> [Dataset items]:
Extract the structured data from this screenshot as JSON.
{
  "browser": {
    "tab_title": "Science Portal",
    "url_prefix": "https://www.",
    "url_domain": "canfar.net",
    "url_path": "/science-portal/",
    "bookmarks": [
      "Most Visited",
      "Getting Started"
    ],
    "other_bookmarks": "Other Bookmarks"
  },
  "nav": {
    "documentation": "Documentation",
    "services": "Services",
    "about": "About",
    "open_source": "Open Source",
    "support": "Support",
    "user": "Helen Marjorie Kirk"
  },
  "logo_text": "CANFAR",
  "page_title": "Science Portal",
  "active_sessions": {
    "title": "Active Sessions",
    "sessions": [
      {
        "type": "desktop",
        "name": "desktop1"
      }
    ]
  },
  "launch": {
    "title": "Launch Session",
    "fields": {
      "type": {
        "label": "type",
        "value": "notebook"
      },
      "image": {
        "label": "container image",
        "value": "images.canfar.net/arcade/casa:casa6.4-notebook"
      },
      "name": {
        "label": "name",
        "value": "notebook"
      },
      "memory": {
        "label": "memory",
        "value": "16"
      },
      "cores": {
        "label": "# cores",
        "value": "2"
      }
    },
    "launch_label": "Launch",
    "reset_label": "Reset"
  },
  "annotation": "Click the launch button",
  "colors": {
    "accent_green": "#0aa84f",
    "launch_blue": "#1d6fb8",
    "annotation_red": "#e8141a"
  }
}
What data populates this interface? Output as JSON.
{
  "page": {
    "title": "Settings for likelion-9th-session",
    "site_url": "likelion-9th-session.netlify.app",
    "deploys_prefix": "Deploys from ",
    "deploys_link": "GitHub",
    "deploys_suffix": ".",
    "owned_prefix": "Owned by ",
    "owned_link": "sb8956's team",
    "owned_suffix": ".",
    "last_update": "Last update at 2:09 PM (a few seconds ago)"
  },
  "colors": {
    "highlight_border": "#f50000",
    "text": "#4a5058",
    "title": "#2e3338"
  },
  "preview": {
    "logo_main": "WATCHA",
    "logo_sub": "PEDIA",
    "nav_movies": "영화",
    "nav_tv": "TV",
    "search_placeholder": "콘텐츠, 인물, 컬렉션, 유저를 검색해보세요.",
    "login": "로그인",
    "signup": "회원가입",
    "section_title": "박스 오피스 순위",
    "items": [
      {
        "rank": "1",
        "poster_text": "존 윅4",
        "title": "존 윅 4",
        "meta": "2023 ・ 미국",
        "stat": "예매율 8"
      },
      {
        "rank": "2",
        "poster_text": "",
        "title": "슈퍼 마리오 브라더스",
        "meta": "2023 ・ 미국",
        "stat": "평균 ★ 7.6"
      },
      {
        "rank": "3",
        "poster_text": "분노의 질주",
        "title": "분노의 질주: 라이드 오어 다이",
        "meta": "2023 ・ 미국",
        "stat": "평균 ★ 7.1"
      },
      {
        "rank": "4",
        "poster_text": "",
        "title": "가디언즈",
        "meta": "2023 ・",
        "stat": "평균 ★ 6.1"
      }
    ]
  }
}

> [Job]:
Print every line of the records exactly. Omit nothing.

> [Exercise result]:
Extract the structured data from this screenshot as JSON.
{
  "browser": {
    "tab_title": "Science Portal",
    "url_prefix": "https://www.",
    "url_domain": "canfar.net",
    "url_path": "/science-portal/",
    "bookmarks": [
      "Most Visited",
      "Getting Started"
    ],
    "other_bookmarks": "Other Bookmarks"
  },
  "nav": {
    "documentation": "Documentation",
    "services": "Services",
    "about": "About",
    "open_source": "Open Source",
    "support": "Support",
    "user": "Helen Marjorie Kirk"
  },
  "logo_text": "CANFAR",
  "page_title": "Science Portal",
  "active_sessions": {
    "title": "Active Sessions",
    "sessions": [
      {
        "type": "desktop",
        "name": "desktop1"
      }
    ]
  },
  "launch": {
    "title": "Launch Session",
    "fields": {
      "type": {
        "label": "type",
        "value": "notebook"
      },
      "image": {
        "label": "container image",
        "value": "images.canfar.net/arcade/casa:casa6.4-notebook"
      },
      "name": {
        "label": "name",
        "value": "notebook"
      },
      "memory": {
        "label": "memory",
        "value": "16"
      },
      "cores": {
        "label": "# cores",
        "value": "2"
      }
    },
    "launch_label": "Launch",
    "reset_label": "Reset"
  },
  "annotation": "Click the launch button",
  "colors": {
    "accent_green": "#0aa84f",
    "launch_blue": "#1d6fb8",
    "annotation_red": "#e8141a"
  }
}
What data populates this interface? Output as JSON.
{
  "page": {
    "title": "Settings for likelion-9th-session",
    "site_url": "likelion-9th-session.netlify.app",
    "deploys_prefix": "Deploys from ",
    "deploys_link": "GitHub",
    "deploys_suffix": ".",
    "owned_prefix": "Owned by ",
    "owned_link": "sb8956's team",
    "owned_suffix": ".",
    "last_update": "Last update at 2:09 PM (a few seconds ago)"
  },
  "colors": {
    "highlight_border": "#f50000",
    "text": "#4a5058",
    "title": "#2e3338"
  },
  "preview": {
    "logo_main": "WATCHA",
    "logo_sub": "PEDIA",
    "nav_movies": "영화",
    "nav_tv": "TV",
    "search_placeholder": "콘텐츠, 인물, 컬렉션, 유저를 검색해보세요.",
    "login": "로그인",
    "signup": "회원가입",
    "section_title": "박스 오피스 순위",
    "items": [
      {
        "rank": "1",
        "poster_text": "존 윅4",
        "title": "존 윅 4",
        "meta": "2023 ・ 미국",
        "stat": "예매율 8"
      },
      {
        "rank": "2",
        "poster_text": "",
        "title": "슈퍼 마리오 브라더스",
        "meta": "2023 ・ 미국",
        "stat": "평균 ★ 7.6"
      },
      {
        "rank": "3",
        "poster_text": "분노의 질주",
        "title": "분노의 질주: 라이드 오어 다이",
        "meta": "2023 ・ 미국",
        "stat": "평균 ★ 7.1"
      },
      {
        "rank": "4",
        "poster_text": "",
        "title": "가디언즈",
        "meta": "2023 ・",
        "stat": "평균 ★ 6.1"
      }
    ]
  }
}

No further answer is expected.